§ **Supplied material**:
═══

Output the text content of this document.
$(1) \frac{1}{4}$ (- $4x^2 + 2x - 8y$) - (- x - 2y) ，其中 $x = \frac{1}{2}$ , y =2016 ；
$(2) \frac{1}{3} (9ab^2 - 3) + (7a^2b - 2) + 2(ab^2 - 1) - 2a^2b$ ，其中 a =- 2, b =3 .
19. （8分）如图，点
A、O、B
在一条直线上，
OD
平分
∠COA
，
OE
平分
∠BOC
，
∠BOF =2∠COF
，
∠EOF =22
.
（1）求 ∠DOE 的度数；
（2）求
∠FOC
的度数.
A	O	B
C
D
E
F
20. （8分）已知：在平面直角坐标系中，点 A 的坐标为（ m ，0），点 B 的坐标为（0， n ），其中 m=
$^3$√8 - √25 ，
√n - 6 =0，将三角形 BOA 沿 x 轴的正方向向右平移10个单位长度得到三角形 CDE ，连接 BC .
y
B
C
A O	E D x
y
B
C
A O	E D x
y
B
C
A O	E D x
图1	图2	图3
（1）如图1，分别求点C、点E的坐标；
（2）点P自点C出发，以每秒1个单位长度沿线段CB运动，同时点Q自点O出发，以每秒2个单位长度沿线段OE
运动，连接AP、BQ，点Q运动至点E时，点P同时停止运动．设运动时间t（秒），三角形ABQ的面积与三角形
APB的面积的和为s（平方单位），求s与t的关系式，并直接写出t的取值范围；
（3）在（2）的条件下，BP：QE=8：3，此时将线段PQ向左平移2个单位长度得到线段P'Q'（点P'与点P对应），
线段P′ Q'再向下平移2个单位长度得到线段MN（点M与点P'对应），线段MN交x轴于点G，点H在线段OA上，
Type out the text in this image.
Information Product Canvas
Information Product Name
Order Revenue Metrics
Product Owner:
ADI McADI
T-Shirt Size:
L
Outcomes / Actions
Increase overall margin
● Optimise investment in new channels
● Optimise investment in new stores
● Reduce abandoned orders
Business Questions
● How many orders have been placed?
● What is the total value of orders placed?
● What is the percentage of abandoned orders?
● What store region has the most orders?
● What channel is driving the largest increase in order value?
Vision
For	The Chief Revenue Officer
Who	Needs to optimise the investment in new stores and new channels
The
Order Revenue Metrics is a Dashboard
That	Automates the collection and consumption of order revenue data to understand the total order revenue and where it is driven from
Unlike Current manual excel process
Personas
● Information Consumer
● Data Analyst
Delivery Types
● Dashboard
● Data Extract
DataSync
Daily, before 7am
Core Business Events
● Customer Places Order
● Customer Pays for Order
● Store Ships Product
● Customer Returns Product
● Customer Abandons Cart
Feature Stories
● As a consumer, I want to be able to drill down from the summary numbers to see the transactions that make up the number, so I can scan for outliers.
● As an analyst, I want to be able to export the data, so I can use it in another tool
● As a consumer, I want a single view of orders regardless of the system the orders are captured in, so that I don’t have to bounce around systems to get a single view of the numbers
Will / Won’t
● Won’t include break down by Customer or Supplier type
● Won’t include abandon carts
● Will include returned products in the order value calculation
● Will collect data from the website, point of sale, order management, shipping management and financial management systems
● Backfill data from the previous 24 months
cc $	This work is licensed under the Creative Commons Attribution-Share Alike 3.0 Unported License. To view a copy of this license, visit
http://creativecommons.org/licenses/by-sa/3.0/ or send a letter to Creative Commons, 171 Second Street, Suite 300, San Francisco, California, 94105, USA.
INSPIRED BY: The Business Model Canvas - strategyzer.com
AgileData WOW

═══

§ **Direction**: Above are the entries; count how many of their lines contain the word "Will" and give only that number.

§ **Final result**: 3